* BEGIN *

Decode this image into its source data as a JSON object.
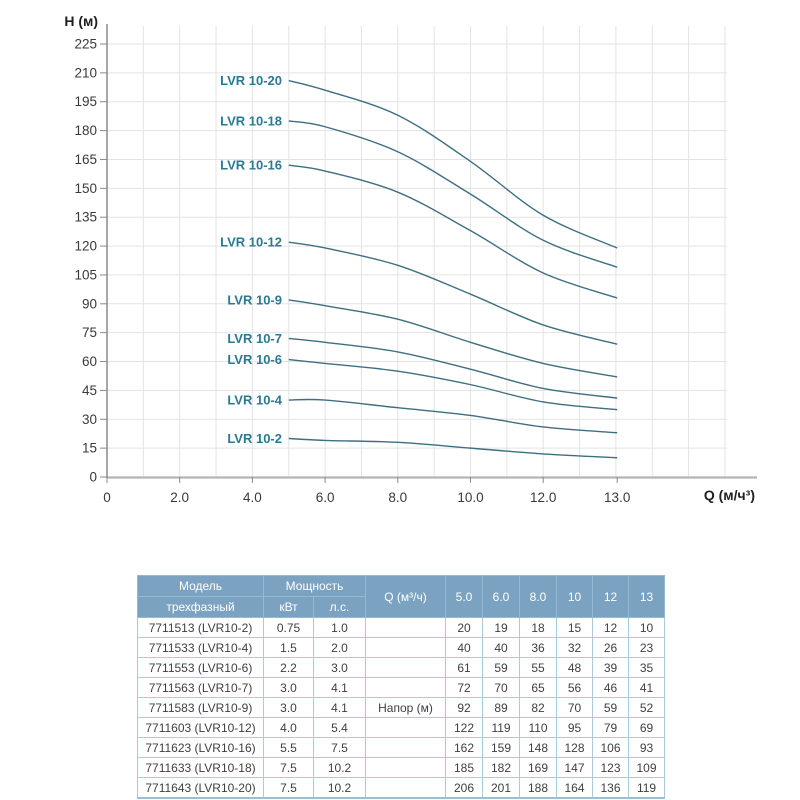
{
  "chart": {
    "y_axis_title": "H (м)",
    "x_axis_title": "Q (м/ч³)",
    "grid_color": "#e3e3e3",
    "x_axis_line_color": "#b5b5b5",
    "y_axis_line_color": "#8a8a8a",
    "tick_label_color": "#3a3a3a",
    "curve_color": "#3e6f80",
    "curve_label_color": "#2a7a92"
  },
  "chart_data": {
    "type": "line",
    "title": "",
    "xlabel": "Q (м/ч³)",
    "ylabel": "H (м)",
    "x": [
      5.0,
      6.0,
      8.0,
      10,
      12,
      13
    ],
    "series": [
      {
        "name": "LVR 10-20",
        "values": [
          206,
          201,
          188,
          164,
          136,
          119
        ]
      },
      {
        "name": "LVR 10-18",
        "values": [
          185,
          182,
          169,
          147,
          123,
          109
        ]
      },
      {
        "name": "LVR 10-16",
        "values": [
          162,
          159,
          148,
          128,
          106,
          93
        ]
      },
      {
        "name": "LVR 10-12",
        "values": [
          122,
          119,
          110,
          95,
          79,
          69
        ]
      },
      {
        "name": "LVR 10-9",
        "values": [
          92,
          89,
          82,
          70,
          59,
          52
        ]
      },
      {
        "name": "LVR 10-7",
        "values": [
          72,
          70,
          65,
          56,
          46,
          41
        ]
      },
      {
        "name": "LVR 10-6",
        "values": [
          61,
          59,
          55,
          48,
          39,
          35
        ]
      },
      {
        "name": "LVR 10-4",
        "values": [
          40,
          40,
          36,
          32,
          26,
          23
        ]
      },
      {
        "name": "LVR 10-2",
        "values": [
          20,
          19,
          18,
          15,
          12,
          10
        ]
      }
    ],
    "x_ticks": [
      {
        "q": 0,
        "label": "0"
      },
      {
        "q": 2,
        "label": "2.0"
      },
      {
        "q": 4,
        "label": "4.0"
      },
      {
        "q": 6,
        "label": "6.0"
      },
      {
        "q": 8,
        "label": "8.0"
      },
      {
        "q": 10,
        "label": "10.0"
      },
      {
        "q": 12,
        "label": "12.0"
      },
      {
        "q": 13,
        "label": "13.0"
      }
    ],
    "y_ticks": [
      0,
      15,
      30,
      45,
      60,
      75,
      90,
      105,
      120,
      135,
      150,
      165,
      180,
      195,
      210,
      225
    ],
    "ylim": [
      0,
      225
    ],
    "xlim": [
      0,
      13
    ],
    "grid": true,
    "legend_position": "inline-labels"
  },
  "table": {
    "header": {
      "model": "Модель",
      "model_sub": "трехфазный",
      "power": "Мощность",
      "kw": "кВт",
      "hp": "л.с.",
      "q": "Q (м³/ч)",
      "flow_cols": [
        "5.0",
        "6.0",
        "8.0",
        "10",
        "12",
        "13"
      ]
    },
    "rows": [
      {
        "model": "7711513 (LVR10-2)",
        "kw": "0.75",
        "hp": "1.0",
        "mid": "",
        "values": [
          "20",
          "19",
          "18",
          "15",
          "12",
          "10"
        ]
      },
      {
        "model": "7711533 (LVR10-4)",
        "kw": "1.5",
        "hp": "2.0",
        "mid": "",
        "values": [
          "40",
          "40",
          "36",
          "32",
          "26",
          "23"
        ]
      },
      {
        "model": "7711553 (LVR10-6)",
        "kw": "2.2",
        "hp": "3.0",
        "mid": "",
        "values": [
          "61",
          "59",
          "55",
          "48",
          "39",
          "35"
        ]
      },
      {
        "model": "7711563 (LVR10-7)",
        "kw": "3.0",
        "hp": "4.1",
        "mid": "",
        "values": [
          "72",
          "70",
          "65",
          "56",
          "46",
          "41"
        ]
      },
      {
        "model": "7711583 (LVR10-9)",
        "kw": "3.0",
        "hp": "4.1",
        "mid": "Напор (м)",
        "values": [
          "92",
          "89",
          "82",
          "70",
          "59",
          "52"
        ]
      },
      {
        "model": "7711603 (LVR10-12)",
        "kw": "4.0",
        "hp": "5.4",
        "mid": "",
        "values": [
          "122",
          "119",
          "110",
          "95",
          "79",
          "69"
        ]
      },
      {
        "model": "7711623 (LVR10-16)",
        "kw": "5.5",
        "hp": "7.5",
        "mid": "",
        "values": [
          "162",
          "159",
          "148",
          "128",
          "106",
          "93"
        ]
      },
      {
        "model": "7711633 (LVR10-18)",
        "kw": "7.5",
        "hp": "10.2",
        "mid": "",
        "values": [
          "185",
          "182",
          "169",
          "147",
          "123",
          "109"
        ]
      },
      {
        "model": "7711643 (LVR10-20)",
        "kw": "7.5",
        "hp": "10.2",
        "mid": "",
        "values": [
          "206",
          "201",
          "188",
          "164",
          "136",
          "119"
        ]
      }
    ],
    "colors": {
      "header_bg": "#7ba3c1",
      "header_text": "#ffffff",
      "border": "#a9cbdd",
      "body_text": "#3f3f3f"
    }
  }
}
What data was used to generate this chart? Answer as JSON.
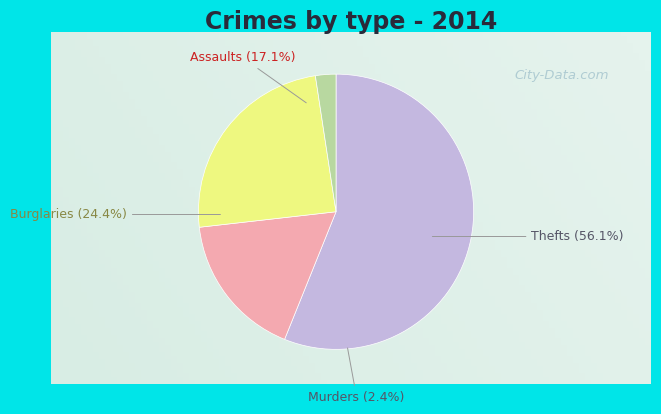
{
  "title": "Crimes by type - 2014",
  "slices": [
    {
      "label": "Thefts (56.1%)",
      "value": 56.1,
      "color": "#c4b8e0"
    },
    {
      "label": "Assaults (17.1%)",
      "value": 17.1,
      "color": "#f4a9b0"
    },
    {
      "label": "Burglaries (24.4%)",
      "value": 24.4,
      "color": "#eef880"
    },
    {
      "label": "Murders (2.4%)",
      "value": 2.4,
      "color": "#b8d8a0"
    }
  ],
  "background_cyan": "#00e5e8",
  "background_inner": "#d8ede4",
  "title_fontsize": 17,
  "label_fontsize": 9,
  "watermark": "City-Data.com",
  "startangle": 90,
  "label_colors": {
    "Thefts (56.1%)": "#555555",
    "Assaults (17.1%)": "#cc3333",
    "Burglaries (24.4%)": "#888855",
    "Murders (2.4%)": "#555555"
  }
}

* END *

*What is needed*.
Pick out the lines that contain "Assaults" and copy them.

*Answer in full*.
      "label": "Assaults (17.1%)",
    "Assaults (17.1%)": "#cc3333",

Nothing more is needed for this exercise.